◆ WHAT YOU NEED TO DO:
Track down every line below that holds "ومجوس" and copy it.
--- --- ---
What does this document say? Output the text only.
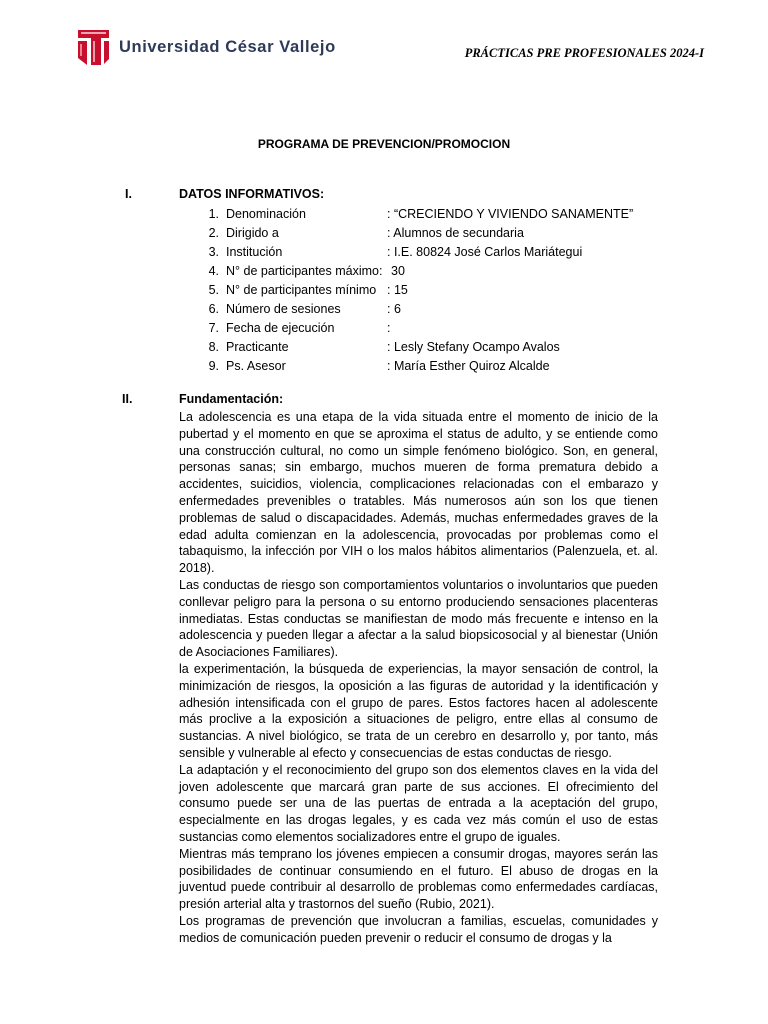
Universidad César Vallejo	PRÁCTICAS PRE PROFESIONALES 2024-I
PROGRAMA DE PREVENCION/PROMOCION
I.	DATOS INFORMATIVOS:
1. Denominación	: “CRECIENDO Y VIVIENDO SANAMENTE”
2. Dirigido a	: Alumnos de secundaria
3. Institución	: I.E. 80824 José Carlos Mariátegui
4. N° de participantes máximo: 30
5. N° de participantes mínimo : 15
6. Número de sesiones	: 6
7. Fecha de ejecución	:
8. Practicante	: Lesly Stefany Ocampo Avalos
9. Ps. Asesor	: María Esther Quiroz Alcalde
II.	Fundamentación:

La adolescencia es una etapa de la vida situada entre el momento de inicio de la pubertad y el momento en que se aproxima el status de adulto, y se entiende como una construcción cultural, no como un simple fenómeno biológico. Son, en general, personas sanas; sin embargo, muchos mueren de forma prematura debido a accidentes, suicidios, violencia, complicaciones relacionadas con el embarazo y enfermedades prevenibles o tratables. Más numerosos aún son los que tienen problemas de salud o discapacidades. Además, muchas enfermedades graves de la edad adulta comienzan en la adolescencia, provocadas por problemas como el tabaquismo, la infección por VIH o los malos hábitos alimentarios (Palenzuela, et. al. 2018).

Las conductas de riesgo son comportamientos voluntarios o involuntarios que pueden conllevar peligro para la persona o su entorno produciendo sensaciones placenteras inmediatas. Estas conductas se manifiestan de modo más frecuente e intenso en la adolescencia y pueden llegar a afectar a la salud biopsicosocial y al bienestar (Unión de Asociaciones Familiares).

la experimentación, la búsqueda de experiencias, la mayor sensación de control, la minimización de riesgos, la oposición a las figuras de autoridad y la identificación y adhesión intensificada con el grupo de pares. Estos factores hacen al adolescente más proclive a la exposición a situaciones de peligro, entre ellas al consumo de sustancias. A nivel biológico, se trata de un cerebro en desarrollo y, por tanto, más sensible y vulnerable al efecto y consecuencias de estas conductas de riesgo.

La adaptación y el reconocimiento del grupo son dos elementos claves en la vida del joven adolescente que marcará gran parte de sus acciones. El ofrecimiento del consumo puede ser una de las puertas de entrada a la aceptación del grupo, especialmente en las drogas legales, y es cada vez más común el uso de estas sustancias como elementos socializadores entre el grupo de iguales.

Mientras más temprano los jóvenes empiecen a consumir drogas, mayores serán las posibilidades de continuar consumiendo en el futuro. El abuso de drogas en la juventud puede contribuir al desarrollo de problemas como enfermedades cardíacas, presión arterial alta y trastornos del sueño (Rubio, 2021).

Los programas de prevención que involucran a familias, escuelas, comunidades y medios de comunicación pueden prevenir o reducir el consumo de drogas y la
--- --- ---
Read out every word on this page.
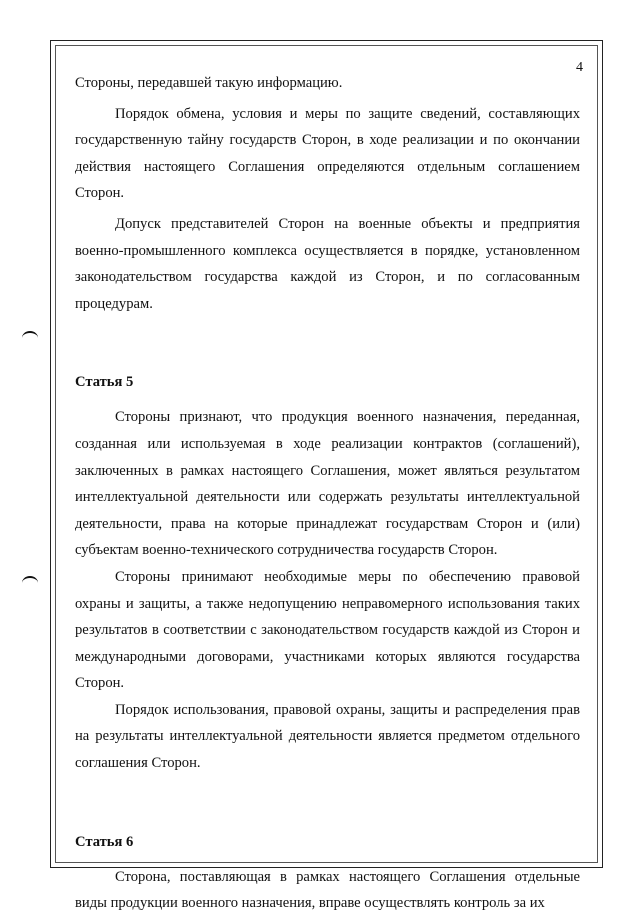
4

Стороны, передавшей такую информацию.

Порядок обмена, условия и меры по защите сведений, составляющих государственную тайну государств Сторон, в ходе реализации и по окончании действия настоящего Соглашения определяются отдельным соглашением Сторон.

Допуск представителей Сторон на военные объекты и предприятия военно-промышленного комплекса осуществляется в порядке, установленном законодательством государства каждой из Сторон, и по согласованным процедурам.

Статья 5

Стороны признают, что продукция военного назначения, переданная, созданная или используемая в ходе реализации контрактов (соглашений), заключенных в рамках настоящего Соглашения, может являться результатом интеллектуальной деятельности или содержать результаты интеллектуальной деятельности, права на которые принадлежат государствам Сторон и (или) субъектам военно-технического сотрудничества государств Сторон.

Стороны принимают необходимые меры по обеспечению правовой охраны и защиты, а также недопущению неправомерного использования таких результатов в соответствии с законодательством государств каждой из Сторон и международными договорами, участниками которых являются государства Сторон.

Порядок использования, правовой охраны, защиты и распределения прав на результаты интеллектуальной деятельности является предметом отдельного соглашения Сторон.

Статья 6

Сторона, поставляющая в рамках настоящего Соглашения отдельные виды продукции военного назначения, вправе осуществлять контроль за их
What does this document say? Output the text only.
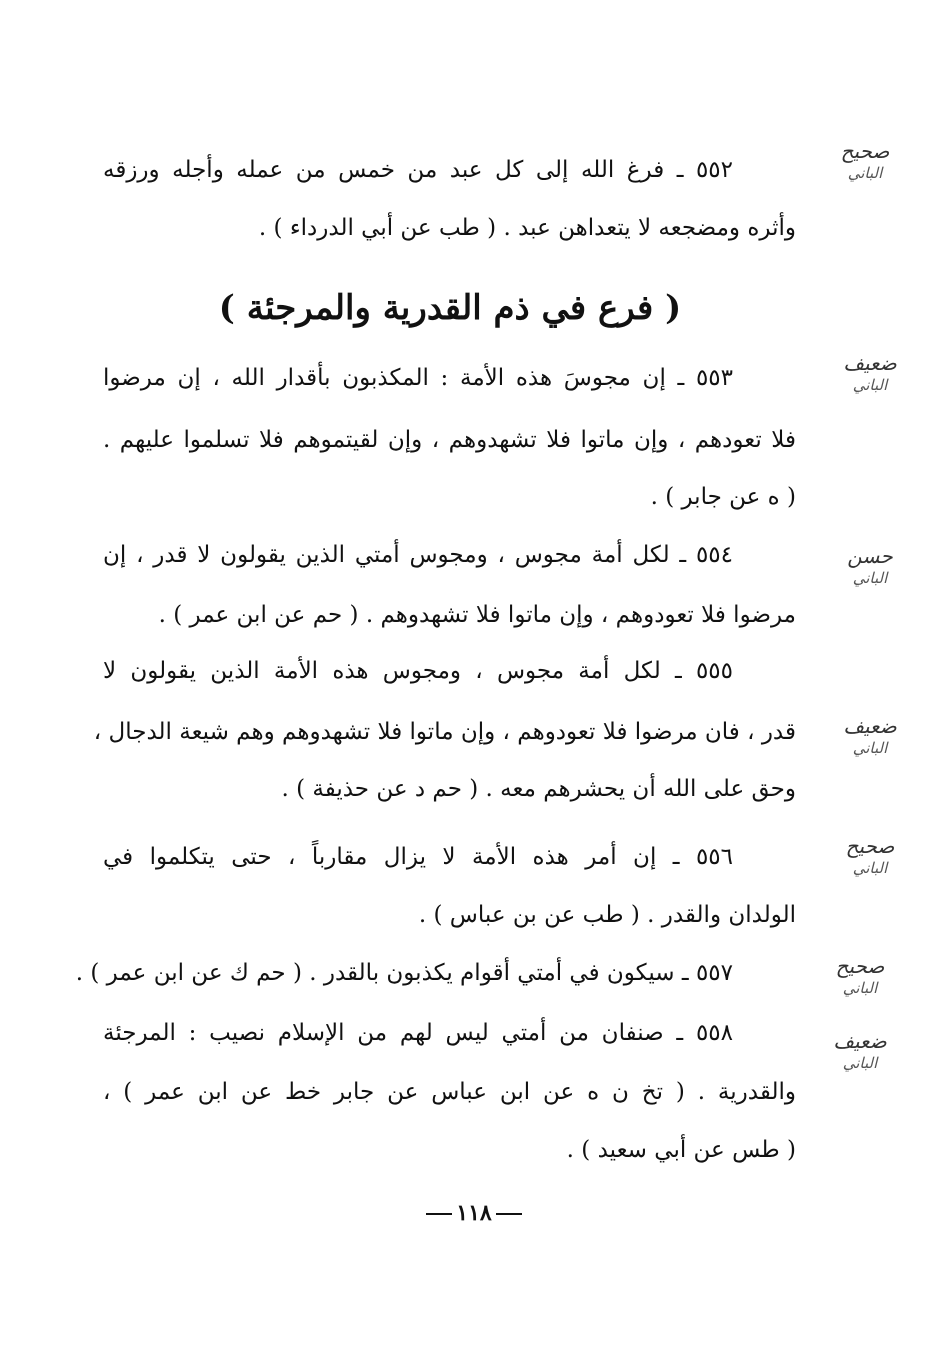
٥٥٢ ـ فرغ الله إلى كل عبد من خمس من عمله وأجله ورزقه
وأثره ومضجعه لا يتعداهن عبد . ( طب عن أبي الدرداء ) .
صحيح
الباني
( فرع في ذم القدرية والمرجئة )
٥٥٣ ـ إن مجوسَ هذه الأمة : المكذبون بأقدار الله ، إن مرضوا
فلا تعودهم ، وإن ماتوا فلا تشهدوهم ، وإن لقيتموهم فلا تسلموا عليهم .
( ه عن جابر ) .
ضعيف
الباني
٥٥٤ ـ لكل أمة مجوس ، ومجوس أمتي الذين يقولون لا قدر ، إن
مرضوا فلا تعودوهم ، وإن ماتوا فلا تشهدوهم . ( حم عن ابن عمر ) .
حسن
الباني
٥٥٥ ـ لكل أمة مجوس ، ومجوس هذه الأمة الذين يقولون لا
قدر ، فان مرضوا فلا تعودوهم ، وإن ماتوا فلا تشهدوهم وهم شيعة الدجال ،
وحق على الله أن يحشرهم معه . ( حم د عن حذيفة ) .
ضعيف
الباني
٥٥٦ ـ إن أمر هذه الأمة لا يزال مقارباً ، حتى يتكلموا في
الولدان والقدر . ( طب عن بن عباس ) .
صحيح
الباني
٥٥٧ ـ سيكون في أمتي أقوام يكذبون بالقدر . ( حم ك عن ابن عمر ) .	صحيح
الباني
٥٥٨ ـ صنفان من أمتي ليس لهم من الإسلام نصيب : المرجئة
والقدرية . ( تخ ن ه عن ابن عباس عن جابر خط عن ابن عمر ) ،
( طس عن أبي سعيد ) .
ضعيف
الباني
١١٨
--- --- ---
◆ THE RESULT:
٥٥٤ ـ لكل أمة مجوس ، ومجوس أمتي الذين يقولون لا قدر ، إن
٥٥٥ ـ لكل أمة مجوس ، ومجوس هذه الأمة الذين يقولون لا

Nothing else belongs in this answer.